═════ EXERCISE INPUTS ═════

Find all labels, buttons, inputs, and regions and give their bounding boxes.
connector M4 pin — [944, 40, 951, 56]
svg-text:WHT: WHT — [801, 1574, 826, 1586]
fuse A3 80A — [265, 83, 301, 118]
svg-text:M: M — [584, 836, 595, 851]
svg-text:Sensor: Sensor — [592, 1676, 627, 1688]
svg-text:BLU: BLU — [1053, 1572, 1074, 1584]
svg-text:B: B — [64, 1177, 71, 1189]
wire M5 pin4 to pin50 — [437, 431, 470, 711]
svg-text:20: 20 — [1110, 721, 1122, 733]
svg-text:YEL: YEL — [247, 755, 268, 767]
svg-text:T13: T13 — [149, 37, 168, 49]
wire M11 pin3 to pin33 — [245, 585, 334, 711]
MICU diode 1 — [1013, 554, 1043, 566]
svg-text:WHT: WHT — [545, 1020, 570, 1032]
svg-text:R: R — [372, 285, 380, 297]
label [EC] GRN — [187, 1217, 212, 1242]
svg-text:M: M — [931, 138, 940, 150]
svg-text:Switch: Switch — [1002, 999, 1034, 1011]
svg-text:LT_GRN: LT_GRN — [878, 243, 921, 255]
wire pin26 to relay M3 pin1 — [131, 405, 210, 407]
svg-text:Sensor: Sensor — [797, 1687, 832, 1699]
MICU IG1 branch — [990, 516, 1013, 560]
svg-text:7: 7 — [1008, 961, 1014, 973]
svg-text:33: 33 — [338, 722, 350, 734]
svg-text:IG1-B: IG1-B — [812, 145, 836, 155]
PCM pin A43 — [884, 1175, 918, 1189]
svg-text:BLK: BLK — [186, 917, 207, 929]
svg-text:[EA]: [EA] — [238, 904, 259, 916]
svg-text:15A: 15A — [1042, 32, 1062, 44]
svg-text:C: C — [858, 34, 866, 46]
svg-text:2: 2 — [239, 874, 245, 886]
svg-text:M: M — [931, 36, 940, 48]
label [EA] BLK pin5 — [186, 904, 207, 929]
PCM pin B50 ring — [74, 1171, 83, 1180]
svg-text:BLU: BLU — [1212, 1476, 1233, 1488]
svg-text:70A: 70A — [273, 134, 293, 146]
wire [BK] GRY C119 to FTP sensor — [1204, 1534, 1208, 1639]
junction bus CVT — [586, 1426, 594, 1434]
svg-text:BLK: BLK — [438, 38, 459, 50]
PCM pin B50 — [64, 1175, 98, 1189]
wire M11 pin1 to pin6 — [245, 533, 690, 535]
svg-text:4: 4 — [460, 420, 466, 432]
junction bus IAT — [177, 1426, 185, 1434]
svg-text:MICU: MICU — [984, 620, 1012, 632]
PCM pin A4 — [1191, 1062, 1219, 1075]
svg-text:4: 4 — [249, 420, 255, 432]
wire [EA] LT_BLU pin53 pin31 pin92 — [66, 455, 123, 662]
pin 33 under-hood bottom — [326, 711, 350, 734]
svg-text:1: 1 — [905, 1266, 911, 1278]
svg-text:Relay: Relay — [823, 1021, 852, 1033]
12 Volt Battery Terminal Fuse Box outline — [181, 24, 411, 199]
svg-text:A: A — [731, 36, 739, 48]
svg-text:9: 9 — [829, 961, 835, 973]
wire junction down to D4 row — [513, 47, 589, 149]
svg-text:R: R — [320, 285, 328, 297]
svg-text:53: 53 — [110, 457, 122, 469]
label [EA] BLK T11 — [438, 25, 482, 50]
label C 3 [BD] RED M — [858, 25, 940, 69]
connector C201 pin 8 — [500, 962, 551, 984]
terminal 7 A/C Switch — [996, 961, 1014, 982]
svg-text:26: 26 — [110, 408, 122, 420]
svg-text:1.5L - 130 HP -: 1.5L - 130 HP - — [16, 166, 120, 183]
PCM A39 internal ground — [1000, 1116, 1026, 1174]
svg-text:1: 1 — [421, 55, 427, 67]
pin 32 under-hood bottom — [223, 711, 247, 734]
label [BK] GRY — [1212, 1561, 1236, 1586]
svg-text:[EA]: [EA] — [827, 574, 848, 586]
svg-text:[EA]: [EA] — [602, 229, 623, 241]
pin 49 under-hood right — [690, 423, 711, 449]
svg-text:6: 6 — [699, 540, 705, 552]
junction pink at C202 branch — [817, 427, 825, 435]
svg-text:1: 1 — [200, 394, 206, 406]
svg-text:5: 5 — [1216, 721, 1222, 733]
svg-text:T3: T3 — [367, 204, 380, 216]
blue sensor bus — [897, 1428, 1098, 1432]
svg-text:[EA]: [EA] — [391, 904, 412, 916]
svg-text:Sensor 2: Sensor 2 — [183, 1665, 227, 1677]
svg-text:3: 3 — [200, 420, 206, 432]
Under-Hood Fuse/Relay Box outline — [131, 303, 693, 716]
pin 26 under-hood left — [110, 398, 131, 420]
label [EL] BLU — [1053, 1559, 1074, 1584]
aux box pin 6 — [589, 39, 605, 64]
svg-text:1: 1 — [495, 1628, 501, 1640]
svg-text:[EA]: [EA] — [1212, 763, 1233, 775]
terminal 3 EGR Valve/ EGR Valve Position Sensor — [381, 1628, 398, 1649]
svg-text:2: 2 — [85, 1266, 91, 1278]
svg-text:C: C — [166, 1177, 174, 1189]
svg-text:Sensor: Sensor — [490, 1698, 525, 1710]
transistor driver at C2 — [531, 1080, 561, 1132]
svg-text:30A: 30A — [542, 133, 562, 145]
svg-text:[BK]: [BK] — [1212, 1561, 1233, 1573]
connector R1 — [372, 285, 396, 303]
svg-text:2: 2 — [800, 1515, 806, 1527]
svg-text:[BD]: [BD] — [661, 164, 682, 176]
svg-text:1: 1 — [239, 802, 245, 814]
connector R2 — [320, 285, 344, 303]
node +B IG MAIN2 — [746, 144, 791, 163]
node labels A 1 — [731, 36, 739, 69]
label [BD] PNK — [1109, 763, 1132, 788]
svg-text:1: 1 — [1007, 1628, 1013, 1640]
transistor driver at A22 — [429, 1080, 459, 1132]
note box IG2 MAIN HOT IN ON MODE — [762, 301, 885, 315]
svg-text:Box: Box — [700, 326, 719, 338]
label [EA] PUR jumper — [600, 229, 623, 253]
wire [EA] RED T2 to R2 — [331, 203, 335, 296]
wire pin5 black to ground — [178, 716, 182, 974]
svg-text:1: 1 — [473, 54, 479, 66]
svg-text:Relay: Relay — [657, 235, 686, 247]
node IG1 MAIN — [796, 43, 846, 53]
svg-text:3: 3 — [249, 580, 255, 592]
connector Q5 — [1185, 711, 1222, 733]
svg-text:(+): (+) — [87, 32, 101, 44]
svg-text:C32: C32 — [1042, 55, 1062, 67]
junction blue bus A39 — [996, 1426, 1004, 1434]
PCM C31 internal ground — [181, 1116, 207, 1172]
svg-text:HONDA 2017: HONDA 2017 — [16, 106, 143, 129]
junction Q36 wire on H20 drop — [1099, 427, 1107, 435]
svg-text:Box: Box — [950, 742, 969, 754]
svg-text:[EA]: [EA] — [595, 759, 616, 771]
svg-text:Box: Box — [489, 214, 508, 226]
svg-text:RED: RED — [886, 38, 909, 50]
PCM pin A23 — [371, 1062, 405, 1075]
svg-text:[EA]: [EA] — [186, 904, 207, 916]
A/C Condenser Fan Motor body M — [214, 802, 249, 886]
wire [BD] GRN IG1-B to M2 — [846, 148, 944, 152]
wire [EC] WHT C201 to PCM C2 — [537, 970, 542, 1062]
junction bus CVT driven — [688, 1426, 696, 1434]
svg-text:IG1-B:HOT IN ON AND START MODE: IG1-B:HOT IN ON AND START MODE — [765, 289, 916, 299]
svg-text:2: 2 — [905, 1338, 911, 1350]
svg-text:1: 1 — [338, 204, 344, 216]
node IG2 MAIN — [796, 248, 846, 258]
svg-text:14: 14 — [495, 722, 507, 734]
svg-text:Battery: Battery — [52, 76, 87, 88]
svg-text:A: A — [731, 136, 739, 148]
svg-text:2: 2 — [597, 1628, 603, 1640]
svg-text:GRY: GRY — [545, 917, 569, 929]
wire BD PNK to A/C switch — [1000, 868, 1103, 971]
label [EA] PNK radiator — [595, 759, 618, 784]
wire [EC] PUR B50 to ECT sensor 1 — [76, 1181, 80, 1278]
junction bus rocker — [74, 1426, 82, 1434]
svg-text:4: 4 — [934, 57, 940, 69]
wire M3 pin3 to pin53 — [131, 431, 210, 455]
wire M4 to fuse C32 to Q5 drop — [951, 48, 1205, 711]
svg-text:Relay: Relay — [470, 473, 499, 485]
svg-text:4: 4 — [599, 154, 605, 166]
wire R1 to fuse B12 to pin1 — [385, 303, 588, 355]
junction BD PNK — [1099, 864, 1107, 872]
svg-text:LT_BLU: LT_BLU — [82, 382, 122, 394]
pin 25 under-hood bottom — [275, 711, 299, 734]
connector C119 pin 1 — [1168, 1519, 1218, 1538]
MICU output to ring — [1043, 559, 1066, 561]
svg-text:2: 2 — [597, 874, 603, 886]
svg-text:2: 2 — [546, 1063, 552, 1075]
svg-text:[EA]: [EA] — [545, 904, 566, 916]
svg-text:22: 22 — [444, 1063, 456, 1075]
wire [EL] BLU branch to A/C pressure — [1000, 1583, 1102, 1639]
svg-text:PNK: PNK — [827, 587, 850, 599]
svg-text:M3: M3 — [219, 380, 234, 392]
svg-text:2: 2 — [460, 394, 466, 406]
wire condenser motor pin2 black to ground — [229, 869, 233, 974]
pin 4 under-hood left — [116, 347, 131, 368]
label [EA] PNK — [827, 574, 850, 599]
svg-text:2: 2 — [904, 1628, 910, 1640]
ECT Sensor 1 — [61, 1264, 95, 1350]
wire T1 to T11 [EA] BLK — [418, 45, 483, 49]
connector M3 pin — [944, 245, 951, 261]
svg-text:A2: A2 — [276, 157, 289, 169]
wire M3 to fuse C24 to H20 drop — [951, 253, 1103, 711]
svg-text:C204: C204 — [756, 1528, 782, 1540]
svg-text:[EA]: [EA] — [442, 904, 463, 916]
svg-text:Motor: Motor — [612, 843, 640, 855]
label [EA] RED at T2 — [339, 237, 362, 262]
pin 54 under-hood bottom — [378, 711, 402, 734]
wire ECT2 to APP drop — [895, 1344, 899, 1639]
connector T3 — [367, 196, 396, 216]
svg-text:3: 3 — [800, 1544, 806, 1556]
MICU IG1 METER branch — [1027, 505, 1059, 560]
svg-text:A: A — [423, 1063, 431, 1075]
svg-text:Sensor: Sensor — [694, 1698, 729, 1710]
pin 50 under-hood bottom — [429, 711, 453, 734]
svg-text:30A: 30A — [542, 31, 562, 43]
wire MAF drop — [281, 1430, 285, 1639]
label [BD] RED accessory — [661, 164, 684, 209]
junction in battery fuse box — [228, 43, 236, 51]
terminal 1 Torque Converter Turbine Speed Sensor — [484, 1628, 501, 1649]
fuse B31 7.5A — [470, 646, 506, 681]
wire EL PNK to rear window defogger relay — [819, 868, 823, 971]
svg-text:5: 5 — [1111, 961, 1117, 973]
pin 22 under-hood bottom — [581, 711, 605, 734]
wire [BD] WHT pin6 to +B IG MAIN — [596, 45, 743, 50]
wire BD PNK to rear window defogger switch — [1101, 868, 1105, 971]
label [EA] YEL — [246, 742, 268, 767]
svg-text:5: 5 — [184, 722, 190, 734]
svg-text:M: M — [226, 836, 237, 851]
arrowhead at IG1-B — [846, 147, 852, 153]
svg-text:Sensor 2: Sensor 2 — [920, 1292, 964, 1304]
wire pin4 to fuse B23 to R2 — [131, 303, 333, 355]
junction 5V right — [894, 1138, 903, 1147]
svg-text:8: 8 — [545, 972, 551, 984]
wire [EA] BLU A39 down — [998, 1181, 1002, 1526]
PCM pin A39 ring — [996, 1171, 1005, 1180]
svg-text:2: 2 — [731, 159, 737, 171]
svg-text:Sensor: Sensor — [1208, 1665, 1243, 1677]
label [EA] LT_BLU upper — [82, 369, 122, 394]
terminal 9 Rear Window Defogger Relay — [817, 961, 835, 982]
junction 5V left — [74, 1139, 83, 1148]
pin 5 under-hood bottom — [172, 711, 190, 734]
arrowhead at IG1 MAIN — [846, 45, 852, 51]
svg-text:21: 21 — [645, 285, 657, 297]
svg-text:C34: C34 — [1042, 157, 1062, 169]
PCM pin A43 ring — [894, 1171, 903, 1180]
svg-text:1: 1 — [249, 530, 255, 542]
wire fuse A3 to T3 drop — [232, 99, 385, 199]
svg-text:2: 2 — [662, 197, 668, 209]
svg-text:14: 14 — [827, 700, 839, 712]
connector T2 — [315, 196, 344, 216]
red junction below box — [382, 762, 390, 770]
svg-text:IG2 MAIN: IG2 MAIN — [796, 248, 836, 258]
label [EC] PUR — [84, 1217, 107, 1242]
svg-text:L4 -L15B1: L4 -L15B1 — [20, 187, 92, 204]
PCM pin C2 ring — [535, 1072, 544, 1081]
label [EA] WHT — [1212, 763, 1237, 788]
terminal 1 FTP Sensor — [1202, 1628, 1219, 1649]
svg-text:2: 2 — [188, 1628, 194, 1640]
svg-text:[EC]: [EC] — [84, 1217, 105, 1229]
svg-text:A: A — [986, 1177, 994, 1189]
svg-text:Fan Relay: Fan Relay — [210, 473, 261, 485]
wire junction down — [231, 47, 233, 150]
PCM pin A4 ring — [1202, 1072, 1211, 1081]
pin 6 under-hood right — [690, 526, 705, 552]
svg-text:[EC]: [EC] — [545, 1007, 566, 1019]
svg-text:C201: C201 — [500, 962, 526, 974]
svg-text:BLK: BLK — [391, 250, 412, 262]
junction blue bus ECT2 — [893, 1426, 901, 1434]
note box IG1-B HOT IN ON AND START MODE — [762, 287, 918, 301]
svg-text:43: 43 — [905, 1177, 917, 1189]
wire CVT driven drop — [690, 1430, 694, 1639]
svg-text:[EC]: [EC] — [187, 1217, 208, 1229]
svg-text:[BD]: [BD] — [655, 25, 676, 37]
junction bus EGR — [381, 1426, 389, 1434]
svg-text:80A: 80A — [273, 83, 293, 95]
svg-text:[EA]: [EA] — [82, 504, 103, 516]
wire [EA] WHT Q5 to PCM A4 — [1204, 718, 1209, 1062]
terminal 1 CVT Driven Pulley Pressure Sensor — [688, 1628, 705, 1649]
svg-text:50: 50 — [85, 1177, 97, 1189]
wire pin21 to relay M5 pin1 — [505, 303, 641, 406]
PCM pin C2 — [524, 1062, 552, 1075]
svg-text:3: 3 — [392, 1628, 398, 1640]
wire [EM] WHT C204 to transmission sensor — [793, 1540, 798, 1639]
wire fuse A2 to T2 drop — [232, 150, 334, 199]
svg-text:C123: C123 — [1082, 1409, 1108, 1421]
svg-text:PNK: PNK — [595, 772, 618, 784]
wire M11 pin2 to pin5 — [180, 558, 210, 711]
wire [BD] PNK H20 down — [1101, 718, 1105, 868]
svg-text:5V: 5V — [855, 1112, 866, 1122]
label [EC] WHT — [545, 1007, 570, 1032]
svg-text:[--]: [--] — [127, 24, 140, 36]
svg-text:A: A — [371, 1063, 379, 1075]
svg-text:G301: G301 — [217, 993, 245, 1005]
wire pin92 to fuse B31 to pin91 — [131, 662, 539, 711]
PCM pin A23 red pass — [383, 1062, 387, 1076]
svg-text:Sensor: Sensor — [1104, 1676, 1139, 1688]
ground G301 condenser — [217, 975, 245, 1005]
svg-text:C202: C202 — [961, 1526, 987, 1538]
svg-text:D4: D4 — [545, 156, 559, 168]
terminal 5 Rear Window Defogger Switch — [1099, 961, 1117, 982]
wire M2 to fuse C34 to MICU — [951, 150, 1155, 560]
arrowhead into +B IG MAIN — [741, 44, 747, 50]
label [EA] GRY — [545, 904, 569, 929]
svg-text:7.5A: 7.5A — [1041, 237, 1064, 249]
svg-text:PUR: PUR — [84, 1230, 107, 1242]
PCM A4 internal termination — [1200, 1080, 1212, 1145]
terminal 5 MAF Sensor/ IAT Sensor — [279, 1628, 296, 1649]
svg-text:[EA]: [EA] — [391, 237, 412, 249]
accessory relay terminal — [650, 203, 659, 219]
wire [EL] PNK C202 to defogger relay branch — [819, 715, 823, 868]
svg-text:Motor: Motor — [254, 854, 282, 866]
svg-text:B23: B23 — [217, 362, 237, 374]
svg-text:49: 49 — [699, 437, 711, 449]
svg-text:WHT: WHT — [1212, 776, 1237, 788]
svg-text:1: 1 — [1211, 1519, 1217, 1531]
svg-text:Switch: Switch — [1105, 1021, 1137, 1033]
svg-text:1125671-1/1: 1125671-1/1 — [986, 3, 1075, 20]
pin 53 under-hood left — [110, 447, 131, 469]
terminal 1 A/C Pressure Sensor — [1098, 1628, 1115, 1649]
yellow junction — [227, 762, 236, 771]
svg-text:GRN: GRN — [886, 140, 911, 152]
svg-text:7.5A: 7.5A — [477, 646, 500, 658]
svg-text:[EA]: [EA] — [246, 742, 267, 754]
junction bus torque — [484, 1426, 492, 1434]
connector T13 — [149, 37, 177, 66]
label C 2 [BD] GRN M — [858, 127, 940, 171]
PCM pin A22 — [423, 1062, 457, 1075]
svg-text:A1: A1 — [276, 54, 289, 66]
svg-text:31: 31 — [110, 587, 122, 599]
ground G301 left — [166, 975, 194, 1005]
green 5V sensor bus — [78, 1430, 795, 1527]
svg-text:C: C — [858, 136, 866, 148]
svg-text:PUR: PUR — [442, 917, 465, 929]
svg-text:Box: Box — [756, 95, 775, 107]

═════

_EXERCISE BRIEF_
Reproduce the lines from the start of the records through the line containing "svg-text:BLU: BLU — [1053, 1572, 1074, 1584]", keeping both ends.

_OUTPUT OF THE EXERCISE_
Find all labels, buttons, inputs, and regions and give their bounding boxes.
connector M4 pin — [944, 40, 951, 56]
svg-text:WHT: WHT — [801, 1574, 826, 1586]
fuse A3 80A — [265, 83, 301, 118]
svg-text:M: M — [584, 836, 595, 851]
svg-text:Sensor: Sensor — [592, 1676, 627, 1688]
svg-text:BLU: BLU — [1053, 1572, 1074, 1584]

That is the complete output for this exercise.